• [GIVEN TASK] Repeat the records below exactly.

(Stored entries)
/---

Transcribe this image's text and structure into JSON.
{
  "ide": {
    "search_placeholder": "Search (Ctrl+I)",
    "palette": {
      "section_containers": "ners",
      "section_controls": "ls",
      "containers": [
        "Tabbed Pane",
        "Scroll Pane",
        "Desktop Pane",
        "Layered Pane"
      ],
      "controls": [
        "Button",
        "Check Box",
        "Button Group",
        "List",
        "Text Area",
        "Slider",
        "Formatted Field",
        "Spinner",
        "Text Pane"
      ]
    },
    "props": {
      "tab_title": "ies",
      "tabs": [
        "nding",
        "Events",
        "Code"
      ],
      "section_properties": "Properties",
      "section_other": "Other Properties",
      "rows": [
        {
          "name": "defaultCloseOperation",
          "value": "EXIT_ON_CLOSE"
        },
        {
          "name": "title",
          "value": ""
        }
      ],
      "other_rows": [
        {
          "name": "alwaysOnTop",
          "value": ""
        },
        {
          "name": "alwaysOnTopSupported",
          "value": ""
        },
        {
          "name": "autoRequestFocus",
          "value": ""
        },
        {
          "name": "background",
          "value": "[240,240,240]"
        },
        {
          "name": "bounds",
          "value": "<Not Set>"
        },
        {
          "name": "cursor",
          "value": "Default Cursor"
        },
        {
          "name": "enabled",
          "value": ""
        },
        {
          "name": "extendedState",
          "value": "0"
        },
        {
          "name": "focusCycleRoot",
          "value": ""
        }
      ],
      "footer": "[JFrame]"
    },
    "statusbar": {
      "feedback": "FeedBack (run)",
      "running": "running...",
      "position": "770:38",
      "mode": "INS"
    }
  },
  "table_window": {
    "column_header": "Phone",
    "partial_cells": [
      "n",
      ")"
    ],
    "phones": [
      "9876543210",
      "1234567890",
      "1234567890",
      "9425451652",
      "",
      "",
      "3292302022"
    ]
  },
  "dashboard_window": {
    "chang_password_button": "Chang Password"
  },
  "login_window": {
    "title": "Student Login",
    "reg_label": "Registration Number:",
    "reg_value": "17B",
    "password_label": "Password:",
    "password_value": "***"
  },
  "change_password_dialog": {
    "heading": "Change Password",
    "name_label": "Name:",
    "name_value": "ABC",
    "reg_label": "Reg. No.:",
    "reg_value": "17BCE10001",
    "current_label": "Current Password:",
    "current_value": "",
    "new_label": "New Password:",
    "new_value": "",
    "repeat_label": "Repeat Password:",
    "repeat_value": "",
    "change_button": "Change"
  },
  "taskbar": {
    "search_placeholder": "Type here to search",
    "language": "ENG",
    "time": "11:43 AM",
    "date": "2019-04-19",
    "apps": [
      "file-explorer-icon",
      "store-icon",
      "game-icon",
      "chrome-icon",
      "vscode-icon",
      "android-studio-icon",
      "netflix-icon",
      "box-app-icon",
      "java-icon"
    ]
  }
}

\---

• [TASK ANSWER]
Transcribe this image's text and structure into JSON.
{
  "ide": {
    "search_placeholder": "Search (Ctrl+I)",
    "palette": {
      "section_containers": "ners",
      "section_controls": "ls",
      "containers": [
        "Tabbed Pane",
        "Scroll Pane",
        "Desktop Pane",
        "Layered Pane"
      ],
      "controls": [
        "Button",
        "Check Box",
        "Button Group",
        "List",
        "Text Area",
        "Slider",
        "Formatted Field",
        "Spinner",
        "Text Pane"
      ]
    },
    "props": {
      "tab_title": "ies",
      "tabs": [
        "nding",
        "Events",
        "Code"
      ],
      "section_properties": "Properties",
      "section_other": "Other Properties",
      "rows": [
        {
          "name": "defaultCloseOperation",
          "value": "EXIT_ON_CLOSE"
        },
        {
          "name": "title",
          "value": ""
        }
      ],
      "other_rows": [
        {
          "name": "alwaysOnTop",
          "value": ""
        },
        {
          "name": "alwaysOnTopSupported",
          "value": ""
        },
        {
          "name": "autoRequestFocus",
          "value": ""
        },
        {
          "name": "background",
          "value": "[240,240,240]"
        },
        {
          "name": "bounds",
          "value": "<Not Set>"
        },
        {
          "name": "cursor",
          "value": "Default Cursor"
        },
        {
          "name": "enabled",
          "value": ""
        },
        {
          "name": "extendedState",
          "value": "0"
        },
        {
          "name": "focusCycleRoot",
          "value": ""
        }
      ],
      "footer": "[JFrame]"
    },
    "statusbar": {
      "feedback": "FeedBack (run)",
      "running": "running...",
      "position": "770:38",
      "mode": "INS"
    }
  },
  "table_window": {
    "column_header": "Phone",
    "partial_cells": [
      "n",
      ")"
    ],
    "phones": [
      "9876543210",
      "1234567890",
      "1234567890",
      "9425451652",
      "",
      "",
      "3292302022"
    ]
  },
  "dashboard_window": {
    "chang_password_button": "Chang Password"
  },
  "login_window": {
    "title": "Student Login",
    "reg_label": "Registration Number:",
    "reg_value": "17B",
    "password_label": "Password:",
    "password_value": "***"
  },
  "change_password_dialog": {
    "heading": "Change Password",
    "name_label": "Name:",
    "name_value": "ABC",
    "reg_label": "Reg. No.:",
    "reg_value": "17BCE10001",
    "current_label": "Current Password:",
    "current_value": "",
    "new_label": "New Password:",
    "new_value": "",
    "repeat_label": "Repeat Password:",
    "repeat_value": "",
    "change_button": "Change"
  },
  "taskbar": {
    "search_placeholder": "Type here to search",
    "language": "ENG",
    "time": "11:43 AM",
    "date": "2019-04-19",
    "apps": [
      "file-explorer-icon",
      "store-icon",
      "game-icon",
      "chrome-icon",
      "vscode-icon",
      "android-studio-icon",
      "netflix-icon",
      "box-app-icon",
      "java-icon"
    ]
  }
}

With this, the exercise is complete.